# [Work to be completed]
Would you extract the whole listing below and retype it exactly?

# [Data for the task]
>> Start
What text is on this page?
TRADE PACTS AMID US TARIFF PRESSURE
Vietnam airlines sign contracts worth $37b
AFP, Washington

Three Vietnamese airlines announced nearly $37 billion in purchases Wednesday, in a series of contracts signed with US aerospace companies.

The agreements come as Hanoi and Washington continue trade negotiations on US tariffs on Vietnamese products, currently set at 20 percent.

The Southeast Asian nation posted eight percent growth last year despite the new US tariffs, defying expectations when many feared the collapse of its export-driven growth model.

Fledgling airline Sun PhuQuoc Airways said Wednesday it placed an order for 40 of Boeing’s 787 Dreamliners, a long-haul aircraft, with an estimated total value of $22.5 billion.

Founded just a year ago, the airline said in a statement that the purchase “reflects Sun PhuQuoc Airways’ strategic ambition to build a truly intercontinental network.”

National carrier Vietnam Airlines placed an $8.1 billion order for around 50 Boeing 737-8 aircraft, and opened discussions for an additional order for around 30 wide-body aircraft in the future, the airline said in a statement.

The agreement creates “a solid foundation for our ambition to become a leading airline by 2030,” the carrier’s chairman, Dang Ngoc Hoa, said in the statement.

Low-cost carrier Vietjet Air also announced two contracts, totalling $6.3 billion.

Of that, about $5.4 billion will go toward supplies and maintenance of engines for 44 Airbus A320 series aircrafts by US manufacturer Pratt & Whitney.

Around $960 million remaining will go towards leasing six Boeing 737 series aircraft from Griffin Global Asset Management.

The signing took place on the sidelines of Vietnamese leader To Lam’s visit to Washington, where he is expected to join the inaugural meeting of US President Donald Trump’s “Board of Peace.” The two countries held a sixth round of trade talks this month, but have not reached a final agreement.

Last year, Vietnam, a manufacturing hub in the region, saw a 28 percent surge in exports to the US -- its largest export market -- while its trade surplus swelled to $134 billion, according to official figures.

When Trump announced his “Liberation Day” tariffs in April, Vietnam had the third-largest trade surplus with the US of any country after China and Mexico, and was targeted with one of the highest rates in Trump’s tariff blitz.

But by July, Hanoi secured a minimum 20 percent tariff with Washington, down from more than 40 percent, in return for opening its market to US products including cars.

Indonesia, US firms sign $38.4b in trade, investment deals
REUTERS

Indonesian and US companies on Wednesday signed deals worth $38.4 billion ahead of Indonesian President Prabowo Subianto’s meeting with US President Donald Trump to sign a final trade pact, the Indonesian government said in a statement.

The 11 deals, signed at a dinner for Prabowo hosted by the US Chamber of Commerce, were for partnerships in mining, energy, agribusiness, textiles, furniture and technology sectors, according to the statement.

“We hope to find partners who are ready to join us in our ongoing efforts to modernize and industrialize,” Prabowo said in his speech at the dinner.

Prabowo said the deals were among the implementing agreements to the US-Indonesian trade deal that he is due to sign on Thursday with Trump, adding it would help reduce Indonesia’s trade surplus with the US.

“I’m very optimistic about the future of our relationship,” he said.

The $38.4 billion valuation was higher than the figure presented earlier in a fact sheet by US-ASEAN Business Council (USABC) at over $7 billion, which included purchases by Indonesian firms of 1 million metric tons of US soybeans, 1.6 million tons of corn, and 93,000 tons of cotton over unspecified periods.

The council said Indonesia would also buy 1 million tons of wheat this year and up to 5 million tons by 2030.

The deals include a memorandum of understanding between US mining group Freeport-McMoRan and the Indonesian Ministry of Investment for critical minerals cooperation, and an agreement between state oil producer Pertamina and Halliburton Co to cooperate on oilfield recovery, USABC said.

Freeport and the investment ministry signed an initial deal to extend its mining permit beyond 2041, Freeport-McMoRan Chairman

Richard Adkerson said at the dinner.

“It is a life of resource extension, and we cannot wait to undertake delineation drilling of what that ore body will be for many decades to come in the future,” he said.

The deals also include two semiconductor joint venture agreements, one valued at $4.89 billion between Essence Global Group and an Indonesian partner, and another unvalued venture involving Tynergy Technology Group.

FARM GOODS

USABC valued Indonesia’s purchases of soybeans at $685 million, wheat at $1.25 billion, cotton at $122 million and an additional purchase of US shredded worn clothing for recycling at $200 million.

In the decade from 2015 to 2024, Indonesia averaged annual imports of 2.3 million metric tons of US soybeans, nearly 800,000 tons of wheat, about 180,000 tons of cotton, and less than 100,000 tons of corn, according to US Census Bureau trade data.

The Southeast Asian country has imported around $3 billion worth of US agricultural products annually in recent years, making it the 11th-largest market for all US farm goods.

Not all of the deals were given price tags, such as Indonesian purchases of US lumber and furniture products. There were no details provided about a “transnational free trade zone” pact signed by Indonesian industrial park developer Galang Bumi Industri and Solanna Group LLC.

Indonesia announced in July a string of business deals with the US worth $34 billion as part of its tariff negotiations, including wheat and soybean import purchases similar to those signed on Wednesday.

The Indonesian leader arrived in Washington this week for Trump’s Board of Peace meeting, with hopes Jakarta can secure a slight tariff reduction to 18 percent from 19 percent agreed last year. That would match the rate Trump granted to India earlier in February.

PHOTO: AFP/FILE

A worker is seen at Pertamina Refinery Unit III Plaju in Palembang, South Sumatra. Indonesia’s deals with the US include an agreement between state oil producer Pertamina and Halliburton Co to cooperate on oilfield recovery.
>> End
# [Exercise response]
What text is on this page?
TRADE PACTS AMID US TARIFF PRESSURE
Vietnam airlines sign contracts worth $37b
AFP, Washington

Three Vietnamese airlines announced nearly $37 billion in purchases Wednesday, in a series of contracts signed with US aerospace companies.

The agreements come as Hanoi and Washington continue trade negotiations on US tariffs on Vietnamese products, currently set at 20 percent.

The Southeast Asian nation posted eight percent growth last year despite the new US tariffs, defying expectations when many feared the collapse of its export-driven growth model.

Fledgling airline Sun PhuQuoc Airways said Wednesday it placed an order for 40 of Boeing’s 787 Dreamliners, a long-haul aircraft, with an estimated total value of $22.5 billion.

Founded just a year ago, the airline said in a statement that the purchase “reflects Sun PhuQuoc Airways’ strategic ambition to build a truly intercontinental network.”

National carrier Vietnam Airlines placed an $8.1 billion order for around 50 Boeing 737-8 aircraft, and opened discussions for an additional order for around 30 wide-body aircraft in the future, the airline said in a statement.

The agreement creates “a solid foundation for our ambition to become a leading airline by 2030,” the carrier’s chairman, Dang Ngoc Hoa, said in the statement.

Low-cost carrier Vietjet Air also announced two contracts, totalling $6.3 billion.

Of that, about $5.4 billion will go toward supplies and maintenance of engines for 44 Airbus A320 series aircrafts by US manufacturer Pratt & Whitney.

Around $960 million remaining will go towards leasing six Boeing 737 series aircraft from Griffin Global Asset Management.

The signing took place on the sidelines of Vietnamese leader To Lam’s visit to Washington, where he is expected to join the inaugural meeting of US President Donald Trump’s “Board of Peace.” The two countries held a sixth round of trade talks this month, but have not reached a final agreement.

Last year, Vietnam, a manufacturing hub in the region, saw a 28 percent surge in exports to the US -- its largest export market -- while its trade surplus swelled to $134 billion, according to official figures.

When Trump announced his “Liberation Day” tariffs in April, Vietnam had the third-largest trade surplus with the US of any country after China and Mexico, and was targeted with one of the highest rates in Trump’s tariff blitz.

But by July, Hanoi secured a minimum 20 percent tariff with Washington, down from more than 40 percent, in return for opening its market to US products including cars.

Indonesia, US firms sign $38.4b in trade, investment deals
REUTERS

Indonesian and US companies on Wednesday signed deals worth $38.4 billion ahead of Indonesian President Prabowo Subianto’s meeting with US President Donald Trump to sign a final trade pact, the Indonesian government said in a statement.

The 11 deals, signed at a dinner for Prabowo hosted by the US Chamber of Commerce, were for partnerships in mining, energy, agribusiness, textiles, furniture and technology sectors, according to the statement.

“We hope to find partners who are ready to join us in our ongoing efforts to modernize and industrialize,” Prabowo said in his speech at the dinner.

Prabowo said the deals were among the implementing agreements to the US-Indonesian trade deal that he is due to sign on Thursday with Trump, adding it would help reduce Indonesia’s trade surplus with the US.

“I’m very optimistic about the future of our relationship,” he said.

The $38.4 billion valuation was higher than the figure presented earlier in a fact sheet by US-ASEAN Business Council (USABC) at over $7 billion, which included purchases by Indonesian firms of 1 million metric tons of US soybeans, 1.6 million tons of corn, and 93,000 tons of cotton over unspecified periods.

The council said Indonesia would also buy 1 million tons of wheat this year and up to 5 million tons by 2030.

The deals include a memorandum of understanding between US mining group Freeport-McMoRan and the Indonesian Ministry of Investment for critical minerals cooperation, and an agreement between state oil producer Pertamina and Halliburton Co to cooperate on oilfield recovery, USABC said.

Freeport and the investment ministry signed an initial deal to extend its mining permit beyond 2041, Freeport-McMoRan Chairman

Richard Adkerson said at the dinner.

“It is a life of resource extension, and we cannot wait to undertake delineation drilling of what that ore body will be for many decades to come in the future,” he said.

The deals also include two semiconductor joint venture agreements, one valued at $4.89 billion between Essence Global Group and an Indonesian partner, and another unvalued venture involving Tynergy Technology Group.

FARM GOODS

USABC valued Indonesia’s purchases of soybeans at $685 million, wheat at $1.25 billion, cotton at $122 million and an additional purchase of US shredded worn clothing for recycling at $200 million.

In the decade from 2015 to 2024, Indonesia averaged annual imports of 2.3 million metric tons of US soybeans, nearly 800,000 tons of wheat, about 180,000 tons of cotton, and less than 100,000 tons of corn, according to US Census Bureau trade data.

The Southeast Asian country has imported around $3 billion worth of US agricultural products annually in recent years, making it the 11th-largest market for all US farm goods.

Not all of the deals were given price tags, such as Indonesian purchases of US lumber and furniture products. There were no details provided about a “transnational free trade zone” pact signed by Indonesian industrial park developer Galang Bumi Industri and Solanna Group LLC.

Indonesia announced in July a string of business deals with the US worth $34 billion as part of its tariff negotiations, including wheat and soybean import purchases similar to those signed on Wednesday.

The Indonesian leader arrived in Washington this week for Trump’s Board of Peace meeting, with hopes Jakarta can secure a slight tariff reduction to 18 percent from 19 percent agreed last year. That would match the rate Trump granted to India earlier in February.

PHOTO: AFP/FILE

A worker is seen at Pertamina Refinery Unit III Plaju in Palembang, South Sumatra. Indonesia’s deals with the US include an agreement between state oil producer Pertamina and Halliburton Co to cooperate on oilfield recovery.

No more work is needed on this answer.